Stored entries:
= = = = =

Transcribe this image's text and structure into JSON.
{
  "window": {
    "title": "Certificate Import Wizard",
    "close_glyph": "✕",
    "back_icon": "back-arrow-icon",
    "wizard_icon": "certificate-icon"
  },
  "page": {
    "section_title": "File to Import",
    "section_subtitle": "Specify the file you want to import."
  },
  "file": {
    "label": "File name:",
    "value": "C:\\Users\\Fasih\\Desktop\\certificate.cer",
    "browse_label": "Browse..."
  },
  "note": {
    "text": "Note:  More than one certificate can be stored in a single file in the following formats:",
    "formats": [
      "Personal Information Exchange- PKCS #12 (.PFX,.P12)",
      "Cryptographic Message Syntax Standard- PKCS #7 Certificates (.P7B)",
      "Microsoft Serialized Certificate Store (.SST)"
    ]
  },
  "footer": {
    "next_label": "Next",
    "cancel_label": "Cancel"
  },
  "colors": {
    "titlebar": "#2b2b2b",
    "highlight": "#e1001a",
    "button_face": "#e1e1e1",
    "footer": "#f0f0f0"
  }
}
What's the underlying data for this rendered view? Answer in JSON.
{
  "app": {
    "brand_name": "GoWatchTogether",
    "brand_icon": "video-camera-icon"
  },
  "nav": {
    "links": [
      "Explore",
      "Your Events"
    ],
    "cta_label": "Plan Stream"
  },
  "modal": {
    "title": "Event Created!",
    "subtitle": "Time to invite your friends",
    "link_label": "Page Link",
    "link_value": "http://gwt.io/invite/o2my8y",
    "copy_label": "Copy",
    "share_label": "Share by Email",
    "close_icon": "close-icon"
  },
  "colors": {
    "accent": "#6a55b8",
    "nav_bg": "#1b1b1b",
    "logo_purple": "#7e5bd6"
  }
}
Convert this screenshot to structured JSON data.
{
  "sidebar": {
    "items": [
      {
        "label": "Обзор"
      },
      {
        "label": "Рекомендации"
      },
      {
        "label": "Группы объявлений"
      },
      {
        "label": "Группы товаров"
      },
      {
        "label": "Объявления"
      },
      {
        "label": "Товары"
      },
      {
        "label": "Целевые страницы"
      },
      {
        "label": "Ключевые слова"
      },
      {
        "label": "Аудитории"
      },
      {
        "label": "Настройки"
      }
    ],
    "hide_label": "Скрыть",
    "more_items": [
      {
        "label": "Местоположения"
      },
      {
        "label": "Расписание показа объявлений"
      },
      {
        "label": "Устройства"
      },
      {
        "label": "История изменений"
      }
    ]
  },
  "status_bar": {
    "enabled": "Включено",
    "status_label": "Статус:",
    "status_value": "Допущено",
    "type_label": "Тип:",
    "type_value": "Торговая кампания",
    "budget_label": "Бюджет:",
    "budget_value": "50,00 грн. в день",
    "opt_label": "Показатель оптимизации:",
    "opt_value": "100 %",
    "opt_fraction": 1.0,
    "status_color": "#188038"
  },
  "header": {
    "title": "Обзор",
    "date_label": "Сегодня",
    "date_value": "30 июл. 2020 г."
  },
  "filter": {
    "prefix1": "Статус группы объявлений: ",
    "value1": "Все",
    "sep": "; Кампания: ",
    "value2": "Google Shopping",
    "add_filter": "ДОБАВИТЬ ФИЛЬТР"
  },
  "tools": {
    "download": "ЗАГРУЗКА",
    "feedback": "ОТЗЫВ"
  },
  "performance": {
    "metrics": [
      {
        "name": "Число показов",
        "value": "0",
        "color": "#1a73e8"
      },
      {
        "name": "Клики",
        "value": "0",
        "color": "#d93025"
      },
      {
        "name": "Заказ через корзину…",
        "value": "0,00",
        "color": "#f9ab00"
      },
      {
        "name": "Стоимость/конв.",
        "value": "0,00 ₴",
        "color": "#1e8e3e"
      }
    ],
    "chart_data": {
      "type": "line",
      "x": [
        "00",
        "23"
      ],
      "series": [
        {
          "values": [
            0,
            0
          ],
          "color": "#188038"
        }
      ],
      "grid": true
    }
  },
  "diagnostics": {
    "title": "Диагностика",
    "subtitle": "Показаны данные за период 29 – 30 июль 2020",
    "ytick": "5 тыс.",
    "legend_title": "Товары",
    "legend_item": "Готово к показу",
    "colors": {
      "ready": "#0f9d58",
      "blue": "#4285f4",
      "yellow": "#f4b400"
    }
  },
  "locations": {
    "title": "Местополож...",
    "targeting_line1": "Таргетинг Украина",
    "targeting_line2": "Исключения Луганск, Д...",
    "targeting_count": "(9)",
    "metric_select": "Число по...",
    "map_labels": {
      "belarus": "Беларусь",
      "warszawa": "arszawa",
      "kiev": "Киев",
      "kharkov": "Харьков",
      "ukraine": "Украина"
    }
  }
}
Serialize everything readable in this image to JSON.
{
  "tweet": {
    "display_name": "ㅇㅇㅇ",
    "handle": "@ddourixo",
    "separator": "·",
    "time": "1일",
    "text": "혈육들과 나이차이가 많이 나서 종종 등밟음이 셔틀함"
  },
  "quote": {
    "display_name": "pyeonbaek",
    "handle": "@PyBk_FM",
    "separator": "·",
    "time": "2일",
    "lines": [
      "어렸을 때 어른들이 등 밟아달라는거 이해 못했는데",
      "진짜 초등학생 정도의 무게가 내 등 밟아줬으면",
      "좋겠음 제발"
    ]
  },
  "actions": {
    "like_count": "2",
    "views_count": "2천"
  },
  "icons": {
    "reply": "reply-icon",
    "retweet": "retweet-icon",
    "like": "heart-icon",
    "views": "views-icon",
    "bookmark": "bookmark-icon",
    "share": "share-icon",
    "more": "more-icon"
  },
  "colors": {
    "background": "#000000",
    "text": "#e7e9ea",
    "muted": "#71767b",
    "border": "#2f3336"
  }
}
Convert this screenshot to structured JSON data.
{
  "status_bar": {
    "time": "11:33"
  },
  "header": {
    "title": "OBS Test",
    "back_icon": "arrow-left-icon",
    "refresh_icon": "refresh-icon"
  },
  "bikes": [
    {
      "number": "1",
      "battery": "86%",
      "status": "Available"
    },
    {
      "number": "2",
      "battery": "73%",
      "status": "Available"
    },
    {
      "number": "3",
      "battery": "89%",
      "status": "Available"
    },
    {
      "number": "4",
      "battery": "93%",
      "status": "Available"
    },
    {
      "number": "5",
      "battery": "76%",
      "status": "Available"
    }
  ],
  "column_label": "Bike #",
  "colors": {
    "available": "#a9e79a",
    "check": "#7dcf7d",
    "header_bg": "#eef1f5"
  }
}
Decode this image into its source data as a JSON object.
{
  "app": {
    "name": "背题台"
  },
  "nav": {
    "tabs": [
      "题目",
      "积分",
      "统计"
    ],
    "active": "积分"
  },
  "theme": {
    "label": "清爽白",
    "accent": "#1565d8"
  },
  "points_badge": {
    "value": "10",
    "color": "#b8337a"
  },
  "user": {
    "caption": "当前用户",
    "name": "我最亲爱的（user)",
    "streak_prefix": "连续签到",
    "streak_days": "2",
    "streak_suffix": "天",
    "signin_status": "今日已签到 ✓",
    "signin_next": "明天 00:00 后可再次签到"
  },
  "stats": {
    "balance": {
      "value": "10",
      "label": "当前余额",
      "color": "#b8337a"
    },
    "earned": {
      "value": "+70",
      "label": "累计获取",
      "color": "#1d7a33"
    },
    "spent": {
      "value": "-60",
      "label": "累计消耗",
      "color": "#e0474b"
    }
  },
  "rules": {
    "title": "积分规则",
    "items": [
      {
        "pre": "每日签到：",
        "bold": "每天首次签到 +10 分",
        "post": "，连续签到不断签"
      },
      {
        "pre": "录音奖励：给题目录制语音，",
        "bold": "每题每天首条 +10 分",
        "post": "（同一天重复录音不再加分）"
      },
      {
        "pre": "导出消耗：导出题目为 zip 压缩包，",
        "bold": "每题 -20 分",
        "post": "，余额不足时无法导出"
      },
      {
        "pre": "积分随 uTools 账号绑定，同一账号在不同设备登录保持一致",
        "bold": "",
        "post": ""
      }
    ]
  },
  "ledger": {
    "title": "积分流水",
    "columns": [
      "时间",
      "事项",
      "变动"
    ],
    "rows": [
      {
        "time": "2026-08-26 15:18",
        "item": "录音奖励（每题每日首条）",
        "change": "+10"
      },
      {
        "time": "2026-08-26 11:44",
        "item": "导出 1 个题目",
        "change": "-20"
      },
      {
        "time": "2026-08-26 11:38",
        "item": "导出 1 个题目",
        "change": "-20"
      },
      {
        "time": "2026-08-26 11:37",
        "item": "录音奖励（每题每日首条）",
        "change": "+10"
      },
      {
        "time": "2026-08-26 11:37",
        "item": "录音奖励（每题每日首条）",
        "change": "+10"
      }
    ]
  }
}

= = = = =

**Description of the task:** Copy out each line of the material that holds the word "post".

**Solution to this exercise:**
        "post": "，连续签到不断签"
        "post": "（同一天重复录音不再加分）"
        "post": "，余额不足时无法导出"
        "post": ""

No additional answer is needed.